## WHAT THE TASK ASKS
Extend the passage on a cap-and-trade system for capping oil and gas emissions, picking up after its final sentence.

While many cap-and-trade systems establish auction reserve prices to ensure that a minimum marginal price signal is maintained across the market, Canada's minimum national carbon price, applied through federal, provincial or territorial pricing systems, will continue to provide a minimum floor price signal to regulated facilities to incent reductions. The cap and trade system, as a result, may not require an auction price floor mechanism for this specific purpose. However, the market could face low-price risks if a large bank of unused emissions allowances and/or offset credits is available on the market at a given time. To address this issue, a predetermined adjustment to the number of allowances available in subsequent auctions and allocated for free could be considered in addition to potential limits on banking.

The risk of sudden or unpredicted high market prices could be addressed though one or several mechanisms that could be included in the cap. A common design feature in most cap and trade systems, including the Western Climate Initiative and the European Union Emissions Trading System (EU ETS), is an emission allowance reserve from which emission allowances can be released to new entrants or to moderate sudden market pressures and mitigate rapid or unexpected price increases. An allowance reserve is generally comprised of emission allowances withheld from auctions and free allocations in previous years, or allowances that remained unsold at previous auctions. A reserve does not create or introduce additional allowances beyond the regulated cap level.

Design considerations for a cap-and-trade system

Environmental outcomes: A cap-and-trade system provides a high level of certainty of achieving the emissions cap trajectory. However, compliance flexibility choices may influence the emissions level in specific years, and offsets and ITMOs would result in the cap being achieved, in part, through emissions reductions originating outside the sector or country.  

Cost effectiveness: A national cap-and-trade system would be an efficient (lower cost) way to achieve a desired level of emissions for the oil and gas sector. However, as coverage increases, so would policy complexity, as opportunities, costs and timelines for reductions vary across the many oil and gas sub-sectors.

Policy coherence: A cap-and-trade system would complement other regulatory instruments and carbon pricing in that reductions made by an oil and gas facility under those programs would contribute to a reduction of a facility's compliance obligation under the emissions cap, and vice-versa. Interactions may impact the supply and demand of credits in federal and provincial carbon pricing systems once the cap-and-trade is implemented, which could require changes to those systems to ensure the marginal price continues to hold, in alignment with federal benchmark requirements. Depending on the approach to allowance allocation and the level of the cap, facilities subject to existing regulations and carbon pricing may face additional compliance costs under the cap-and-trade system. The scope of the cap-and-trade system may also have implications for oil and gas offset projects that currently exist in some provincial systems.

Administrative burden: A cap-and-trade system would be implemented through new regulations and would create new monitoring, reporting and verification requirements for oil and gas facilities, in addition to existing pricing and regulatory requirements and Canada's Greenhouse Gas Reporting Program.

Key steps for Option 1

The precise timing of the Government of Canada's next steps in the implementation of design of the oil and gas emissions cap will depend on the option selected. A key step to implement Option 1 would be a regulatory process including publication of draft and final regulations.

## EXTRACTED DATA

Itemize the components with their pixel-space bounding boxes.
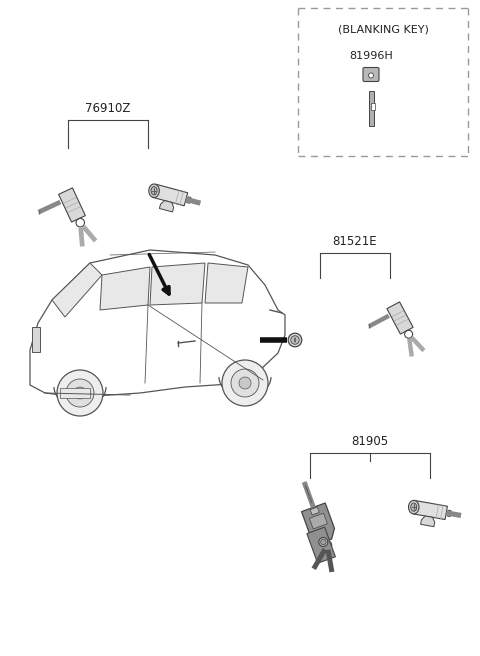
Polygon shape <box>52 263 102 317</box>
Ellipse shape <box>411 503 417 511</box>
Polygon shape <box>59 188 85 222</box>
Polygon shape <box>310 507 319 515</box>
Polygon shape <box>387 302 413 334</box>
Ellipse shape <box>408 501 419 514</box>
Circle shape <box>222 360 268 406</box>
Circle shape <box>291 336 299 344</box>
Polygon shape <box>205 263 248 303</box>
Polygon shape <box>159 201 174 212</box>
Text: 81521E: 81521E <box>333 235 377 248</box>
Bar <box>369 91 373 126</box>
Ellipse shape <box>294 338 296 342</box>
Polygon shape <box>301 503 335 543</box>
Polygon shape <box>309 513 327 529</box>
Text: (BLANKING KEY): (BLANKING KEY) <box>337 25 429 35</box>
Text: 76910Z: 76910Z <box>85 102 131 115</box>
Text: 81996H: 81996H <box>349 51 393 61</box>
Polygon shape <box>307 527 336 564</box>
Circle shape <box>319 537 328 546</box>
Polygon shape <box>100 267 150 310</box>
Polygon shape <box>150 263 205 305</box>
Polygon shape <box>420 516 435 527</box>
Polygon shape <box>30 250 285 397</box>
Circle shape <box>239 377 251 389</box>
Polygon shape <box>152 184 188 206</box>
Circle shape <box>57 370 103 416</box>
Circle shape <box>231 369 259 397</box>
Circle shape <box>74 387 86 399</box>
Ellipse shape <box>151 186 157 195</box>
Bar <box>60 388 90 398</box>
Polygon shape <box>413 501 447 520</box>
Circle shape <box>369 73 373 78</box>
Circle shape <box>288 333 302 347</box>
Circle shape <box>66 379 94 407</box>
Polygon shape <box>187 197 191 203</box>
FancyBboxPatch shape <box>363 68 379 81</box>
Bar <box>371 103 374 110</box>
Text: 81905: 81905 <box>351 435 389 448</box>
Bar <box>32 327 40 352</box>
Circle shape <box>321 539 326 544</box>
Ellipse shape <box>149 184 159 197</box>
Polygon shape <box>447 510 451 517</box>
* * *
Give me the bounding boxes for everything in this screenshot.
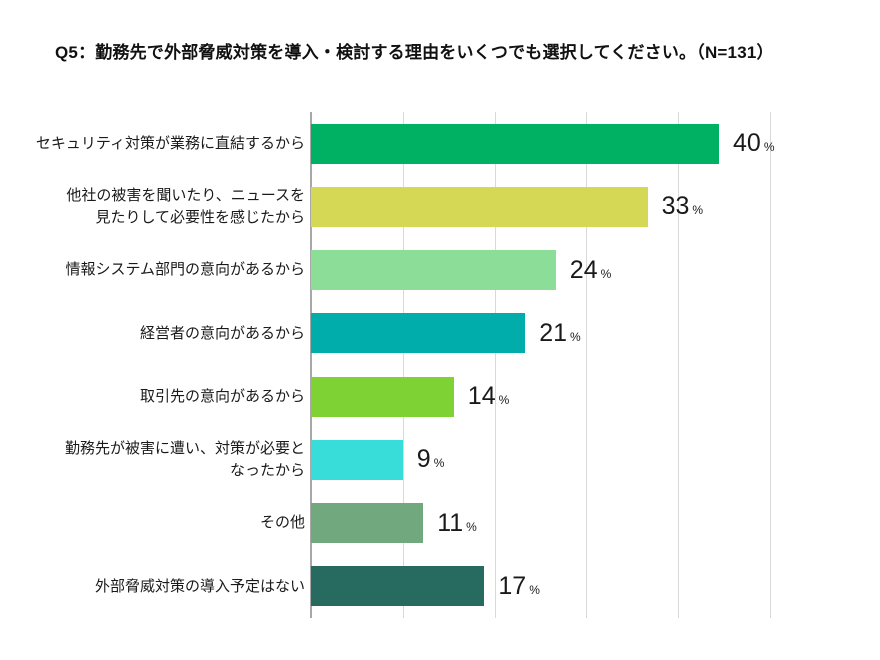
==
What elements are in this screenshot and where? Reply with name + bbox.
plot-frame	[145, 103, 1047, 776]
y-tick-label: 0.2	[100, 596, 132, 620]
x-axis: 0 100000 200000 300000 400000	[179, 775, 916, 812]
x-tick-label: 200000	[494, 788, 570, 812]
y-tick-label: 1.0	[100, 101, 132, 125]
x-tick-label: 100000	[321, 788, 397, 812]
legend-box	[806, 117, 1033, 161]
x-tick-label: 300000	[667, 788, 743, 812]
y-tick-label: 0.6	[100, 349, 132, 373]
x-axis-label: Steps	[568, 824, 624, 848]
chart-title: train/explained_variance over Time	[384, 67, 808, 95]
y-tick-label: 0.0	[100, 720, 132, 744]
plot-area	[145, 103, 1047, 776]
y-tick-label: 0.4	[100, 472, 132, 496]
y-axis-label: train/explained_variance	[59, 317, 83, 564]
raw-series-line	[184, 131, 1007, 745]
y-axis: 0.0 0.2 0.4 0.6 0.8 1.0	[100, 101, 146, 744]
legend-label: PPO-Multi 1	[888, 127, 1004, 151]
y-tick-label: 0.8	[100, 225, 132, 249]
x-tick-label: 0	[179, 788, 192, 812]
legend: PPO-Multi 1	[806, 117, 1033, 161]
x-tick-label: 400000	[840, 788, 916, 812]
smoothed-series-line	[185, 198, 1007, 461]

## RESULT
Option 2: Modify existing GHG emissions pricing systems

This approach would build on the existing federal approach to carbon pricing by setting out the emissions cap trajectory in policy and modifying federal carbon pollution pricing benchmark criteria to incent further reductions from the oil and gas sector, aligned with the emissions cap trajectory. This would be implemented under Canada's approach to pricing carbon pollution, the GGPPA and the federal benchmark.  It would include changes to the federal OBPS and relevant provincial carbon pricing systems for industrial emissions. These would be considered as part of the interim review of carbon pricing.

Recap – Canada's current approach to economy-wide carbon pricing system

The Government's current approach to pricing carbon pollution gives provinces and territories the flexibility to implement a carbon pricing system that makes sense for their circumstances, provided that the system meets minimum national stringency criteria, as defined in the federal benchmark, to ensure systems across Canada are comparable and effective. Where a province or territory does not implement a system that meets the benchmark, the federal government implements the federal carbon pricing backstop system. Jurisdictions can also request the backstop system.

The benchmark includes a minimum national price per tonne of CO2 eq emissions for direct pricing systems that rises by $15 per year to $170 per tonne in 2030. The federal benchmark requires provinces and territories to implement either:

Under the benchmark, jurisdictions that implement cap and trade systems must put in place caps that correspond, at a minimum, to the projected emissions levels that would result from the application of the minimum national carbon price. Jurisdictions that implement explicit price-based systems must have a minimum carbon pollution price that matches the minimum national carbon price. In addition, output-based pricing systems for industry must be designed to maintain a marginal price signal equivalent to the minimum national carbon price across all covered emissions.

The GGPPA establishes the framework for the federal carbon pollution pricing backstop system. The GGPPA also provides the authority for the establishment of Canada's Greenhouse Gas Offset Credit System.  

The federal carbon pollution pricing system consists of two parts:

The OBPS is designed to put a price on the carbon pollution of large industrial facilities, while mitigating the risks of carbon leakage and adverse competitiveness impacts due to carbon pollution pricing under the federal fuel charge or in certain cases, a provincial fuel charge or levy. Covered facilities are required to provide compensation for GHG emissions that exceed an emissions limit and are issued surplus credits if their emissions are lower than the applicable emissions limit. Facilities can sell surplus credits or bank them for use in future years, for up to five years since their date of issuance.

Currently, the federal OBPS is in place in Manitoba, Prince Edward Island, Yukon, Nunavut, and partially in Saskatchewan.

The federal government is currently assessing provincial and territorial carbon pricing plans for 2023-2030 and will announce where the federal backstop will apply later this year.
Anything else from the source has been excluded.